START Material for this task

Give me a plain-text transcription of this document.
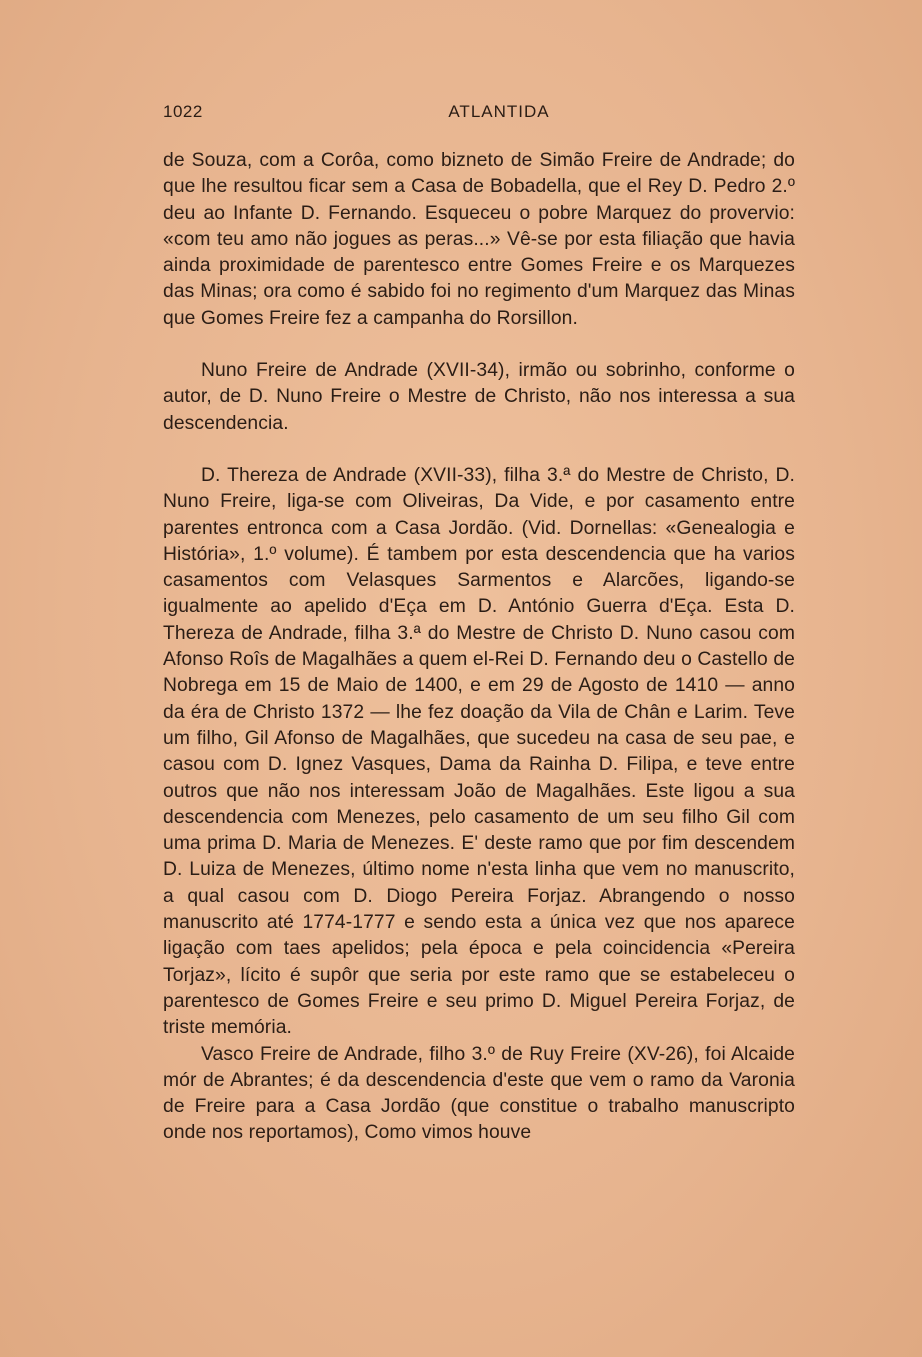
1022	ATLANTIDA

de Souza, com a Corôa, como bizneto de Simão Freire de Andrade; do que lhe resultou ficar sem a Casa de Bobadella, que el Rey D. Pedro 2.º deu ao Infante D. Fernando. Esqueceu o pobre Marquez do provervio: «com teu amo não jogues as peras...» Vê-se por esta filiação que havia ainda proximidade de parentesco entre Gomes Freire e os Marquezes das Minas; ora como é sabido foi no regimento d'um Marquez das Minas que Gomes Freire fez a campanha do Rorsillon.

Nuno Freire de Andrade (XVII-34), irmão ou sobrinho, conforme o autor, de D. Nuno Freire o Mestre de Christo, não nos interessa a sua descendencia.

D. Thereza de Andrade (XVII-33), filha 3.ª do Mestre de Christo, D. Nuno Freire, liga-se com Oliveiras, Da Vide, e por casamento entre parentes entronca com a Casa Jordão. (Vid. Dornellas: «Genealogia e História», 1.º volume). É tambem por esta descendencia que ha varios casamentos com Velasques Sarmentos e Alarcões, ligando-se igualmente ao apelido d'Eça em D. António Guerra d'Eça. Esta D. Thereza de Andrade, filha 3.ª do Mestre de Christo D. Nuno casou com Afonso Roîs de Magalhães a quem el-Rei D. Fernando deu o Castello de Nobrega em 15 de Maio de 1400, e em 29 de Agosto de 1410 — anno da éra de Christo 1372 — lhe fez doação da Vila de Chân e Larim. Teve um filho, Gil Afonso de Magalhães, que sucedeu na casa de seu pae, e casou com D. Ignez Vasques, Dama da Rainha D. Filipa, e teve entre outros que não nos interessam João de Magalhães. Este ligou a sua descendencia com Menezes, pelo casamento de um seu filho Gil com uma prima D. Maria de Menezes. E' deste ramo que por fim descendem D. Luiza de Menezes, último nome n'esta linha que vem no manuscrito, a qual casou com D. Diogo Pereira Forjaz. Abrangendo o nosso manuscrito até 1774-1777 e sendo esta a única vez que nos aparece ligação com taes apelidos; pela época e pela coincidencia «Pereira Torjaz», lícito é supôr que seria por este ramo que se estabeleceu o parentesco de Gomes Freire e seu primo D. Miguel Pereira Forjaz, de triste memória.

Vasco Freire de Andrade, filho 3.º de Ruy Freire (XV-26), foi Alcaide mór de Abrantes; é da descendencia d'este que vem o ramo da Varonia de Freire para a Casa Jordão (que constitue o trabalho manuscripto onde nos reportamos), Como vimos houve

END Material for this task

» Problem to solve
Set the pictures aside and transcribe the data above exactly.

» Expected output
Give me a plain-text transcription of this document.
1022	ATLANTIDA

de Souza, com a Corôa, como bizneto de Simão Freire de Andrade; do que lhe resultou ficar sem a Casa de Bobadella, que el Rey D. Pedro 2.º deu ao Infante D. Fernando. Esqueceu o pobre Marquez do provervio: «com teu amo não jogues as peras...» Vê-se por esta filiação que havia ainda proximidade de parentesco entre Gomes Freire e os Marquezes das Minas; ora como é sabido foi no regimento d'um Marquez das Minas que Gomes Freire fez a campanha do Rorsillon.

Nuno Freire de Andrade (XVII-34), irmão ou sobrinho, conforme o autor, de D. Nuno Freire o Mestre de Christo, não nos interessa a sua descendencia.

D. Thereza de Andrade (XVII-33), filha 3.ª do Mestre de Christo, D. Nuno Freire, liga-se com Oliveiras, Da Vide, e por casamento entre parentes entronca com a Casa Jordão. (Vid. Dornellas: «Genealogia e História», 1.º volume). É tambem por esta descendencia que ha varios casamentos com Velasques Sarmentos e Alarcões, ligando-se igualmente ao apelido d'Eça em D. António Guerra d'Eça. Esta D. Thereza de Andrade, filha 3.ª do Mestre de Christo D. Nuno casou com Afonso Roîs de Magalhães a quem el-Rei D. Fernando deu o Castello de Nobrega em 15 de Maio de 1400, e em 29 de Agosto de 1410 — anno da éra de Christo 1372 — lhe fez doação da Vila de Chân e Larim. Teve um filho, Gil Afonso de Magalhães, que sucedeu na casa de seu pae, e casou com D. Ignez Vasques, Dama da Rainha D. Filipa, e teve entre outros que não nos interessam João de Magalhães. Este ligou a sua descendencia com Menezes, pelo casamento de um seu filho Gil com uma prima D. Maria de Menezes. E' deste ramo que por fim descendem D. Luiza de Menezes, último nome n'esta linha que vem no manuscrito, a qual casou com D. Diogo Pereira Forjaz. Abrangendo o nosso manuscrito até 1774-1777 e sendo esta a única vez que nos aparece ligação com taes apelidos; pela época e pela coincidencia «Pereira Torjaz», lícito é supôr que seria por este ramo que se estabeleceu o parentesco de Gomes Freire e seu primo D. Miguel Pereira Forjaz, de triste memória.

Vasco Freire de Andrade, filho 3.º de Ruy Freire (XV-26), foi Alcaide mór de Abrantes; é da descendencia d'este que vem o ramo da Varonia de Freire para a Casa Jordão (que constitue o trabalho manuscripto onde nos reportamos), Como vimos houve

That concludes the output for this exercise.